Text provided -
+++
Plane crash in Poland

On 17 July 2023, a privately owned Cessna 208 Caravan aircraft with three people on board crashed into a hangar at an airfield in Chrcynno, Poland. Six people – the plane's pilot and five people who were inside the hangar at that time – were killed and seven others were injured. The crash was the deadliest aviation accident in Poland since 2014, when eleven people died when a Piper PA-31 Navajo crashed near Topolów.

== Accident ==
The plane involved in the accident was a Cessna 208 B (SP-WAW) operated by a privately owned company, Skydive Warsaw. It was carrying three people, a flight instructor and two pilots in training, during a training flight. At 19:40 local time (17:40 GMT), the police received a report about a small passenger plane that had crashed into a hangar near the village of Chrcynno, approximately 28 miles northwest of Warsaw.
+++
Records -
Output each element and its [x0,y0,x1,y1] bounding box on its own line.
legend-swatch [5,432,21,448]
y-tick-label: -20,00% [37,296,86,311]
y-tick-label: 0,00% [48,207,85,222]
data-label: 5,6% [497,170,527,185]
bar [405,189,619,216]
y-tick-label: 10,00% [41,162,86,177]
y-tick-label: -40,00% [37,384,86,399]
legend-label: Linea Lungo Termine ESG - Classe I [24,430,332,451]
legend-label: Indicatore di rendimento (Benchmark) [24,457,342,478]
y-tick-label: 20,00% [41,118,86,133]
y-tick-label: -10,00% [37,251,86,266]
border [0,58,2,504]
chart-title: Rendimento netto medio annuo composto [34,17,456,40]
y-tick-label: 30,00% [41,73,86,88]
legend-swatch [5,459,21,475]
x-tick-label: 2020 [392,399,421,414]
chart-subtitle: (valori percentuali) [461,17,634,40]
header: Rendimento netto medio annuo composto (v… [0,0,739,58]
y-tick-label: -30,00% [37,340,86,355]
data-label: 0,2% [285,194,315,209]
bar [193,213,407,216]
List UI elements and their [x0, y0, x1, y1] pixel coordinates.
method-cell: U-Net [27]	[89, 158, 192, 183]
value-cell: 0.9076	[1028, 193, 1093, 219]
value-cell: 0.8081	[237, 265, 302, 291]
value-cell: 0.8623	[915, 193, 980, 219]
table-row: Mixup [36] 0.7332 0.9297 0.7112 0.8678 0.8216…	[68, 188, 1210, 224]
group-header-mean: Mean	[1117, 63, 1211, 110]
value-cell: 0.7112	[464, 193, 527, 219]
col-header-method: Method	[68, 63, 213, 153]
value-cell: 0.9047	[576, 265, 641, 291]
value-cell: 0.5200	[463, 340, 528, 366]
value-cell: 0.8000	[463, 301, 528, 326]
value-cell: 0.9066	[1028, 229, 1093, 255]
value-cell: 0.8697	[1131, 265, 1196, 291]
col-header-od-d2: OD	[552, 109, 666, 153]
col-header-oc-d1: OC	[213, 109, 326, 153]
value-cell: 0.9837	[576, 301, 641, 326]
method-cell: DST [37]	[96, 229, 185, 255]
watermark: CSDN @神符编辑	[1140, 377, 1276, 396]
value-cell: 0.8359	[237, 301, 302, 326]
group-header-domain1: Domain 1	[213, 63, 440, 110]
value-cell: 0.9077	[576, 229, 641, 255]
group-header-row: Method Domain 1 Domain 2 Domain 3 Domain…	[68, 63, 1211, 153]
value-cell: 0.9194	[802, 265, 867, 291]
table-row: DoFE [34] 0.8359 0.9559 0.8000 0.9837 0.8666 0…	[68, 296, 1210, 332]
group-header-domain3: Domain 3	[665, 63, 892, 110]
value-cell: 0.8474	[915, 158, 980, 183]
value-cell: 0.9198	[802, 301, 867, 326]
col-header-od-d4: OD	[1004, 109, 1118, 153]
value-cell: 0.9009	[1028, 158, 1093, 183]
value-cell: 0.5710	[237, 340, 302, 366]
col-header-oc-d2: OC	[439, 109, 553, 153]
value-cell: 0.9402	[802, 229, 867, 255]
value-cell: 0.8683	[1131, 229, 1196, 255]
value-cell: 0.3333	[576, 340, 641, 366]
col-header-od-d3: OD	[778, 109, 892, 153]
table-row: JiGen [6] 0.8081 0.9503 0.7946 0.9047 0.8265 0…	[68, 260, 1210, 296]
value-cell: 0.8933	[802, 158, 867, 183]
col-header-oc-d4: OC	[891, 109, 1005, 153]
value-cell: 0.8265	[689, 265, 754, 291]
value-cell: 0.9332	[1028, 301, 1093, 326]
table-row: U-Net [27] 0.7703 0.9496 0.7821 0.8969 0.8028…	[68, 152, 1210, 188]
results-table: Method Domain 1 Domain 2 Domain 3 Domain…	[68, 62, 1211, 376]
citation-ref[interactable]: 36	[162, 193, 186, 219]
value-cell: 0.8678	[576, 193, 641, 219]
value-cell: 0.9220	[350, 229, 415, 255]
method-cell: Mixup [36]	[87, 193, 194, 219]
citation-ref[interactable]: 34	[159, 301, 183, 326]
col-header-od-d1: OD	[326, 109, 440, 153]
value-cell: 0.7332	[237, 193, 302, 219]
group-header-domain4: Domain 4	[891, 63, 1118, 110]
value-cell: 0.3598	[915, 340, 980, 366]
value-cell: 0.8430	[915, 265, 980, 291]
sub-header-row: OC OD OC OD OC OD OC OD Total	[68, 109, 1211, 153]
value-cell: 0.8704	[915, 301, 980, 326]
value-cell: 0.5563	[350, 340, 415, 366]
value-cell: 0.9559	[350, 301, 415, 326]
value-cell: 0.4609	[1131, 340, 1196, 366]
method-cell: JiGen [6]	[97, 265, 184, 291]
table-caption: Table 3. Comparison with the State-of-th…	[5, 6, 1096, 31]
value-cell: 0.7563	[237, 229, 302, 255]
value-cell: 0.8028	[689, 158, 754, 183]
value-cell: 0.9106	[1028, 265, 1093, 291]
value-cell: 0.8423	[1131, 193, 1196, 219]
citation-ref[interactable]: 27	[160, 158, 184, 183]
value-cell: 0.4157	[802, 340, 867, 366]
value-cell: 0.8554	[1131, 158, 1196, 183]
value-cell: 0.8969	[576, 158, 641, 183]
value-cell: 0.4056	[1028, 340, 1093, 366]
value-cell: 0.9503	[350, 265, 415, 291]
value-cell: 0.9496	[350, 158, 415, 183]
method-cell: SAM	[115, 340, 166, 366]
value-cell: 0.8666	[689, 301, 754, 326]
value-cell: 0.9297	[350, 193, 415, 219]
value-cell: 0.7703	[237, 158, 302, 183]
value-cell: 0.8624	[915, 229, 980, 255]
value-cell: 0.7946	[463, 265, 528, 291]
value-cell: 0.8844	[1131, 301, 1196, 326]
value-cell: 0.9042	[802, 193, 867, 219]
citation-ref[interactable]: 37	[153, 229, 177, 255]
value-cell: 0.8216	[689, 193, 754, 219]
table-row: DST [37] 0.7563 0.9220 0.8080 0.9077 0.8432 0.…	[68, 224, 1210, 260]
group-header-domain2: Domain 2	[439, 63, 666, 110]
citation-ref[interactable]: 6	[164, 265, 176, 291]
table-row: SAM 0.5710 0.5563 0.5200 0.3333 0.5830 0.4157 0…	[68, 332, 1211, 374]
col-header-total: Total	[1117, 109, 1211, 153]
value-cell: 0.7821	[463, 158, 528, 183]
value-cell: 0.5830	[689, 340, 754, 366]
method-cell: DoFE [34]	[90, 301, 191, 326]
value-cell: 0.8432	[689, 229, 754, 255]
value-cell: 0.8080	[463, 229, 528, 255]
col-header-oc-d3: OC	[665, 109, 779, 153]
+++
Required actions -
a) Using the text about the plane crash in Poland, say whether each statement agrees with it: (i) the aircraft had five people on board; (ii) the police received the report at 19:40 local time; (iii) Chrcynno lies roughly 28 miles northwest of Warsaw. Support each yes or no with the deciding words quoted from the text.
b) Extend the text about the plane crash in Poland by writing what comes next after its final sentence.
The listing that comes after the text is drawn from a separate source.

Your responses -
a)
(i) No: "with three people on board"
(ii) Yes: "At 19:40 local time (17:40 GMT), the police received a report"
(iii) Yes: "approximately 28 miles northwest of Warsaw"

b)
According to the Polish State Commission on Aircraft Accidents Investigation, which is investigating the accident, the pilot lost control of the aircraft while climbing away after performing a touch-and-go maneuver, and struck a club house in which several people were sheltering due to a storm. As a result of the accident, the pilot of the plane and five people on the ground were killed, while the two trainee pilots that are passengers, survived. In addition, seven other people were injured.

== Investigation ==
The aircraft was not equipped with a flight recorder (FDR) or a cockpit recorder (CVR). Neither was required under applicable aviation regulations.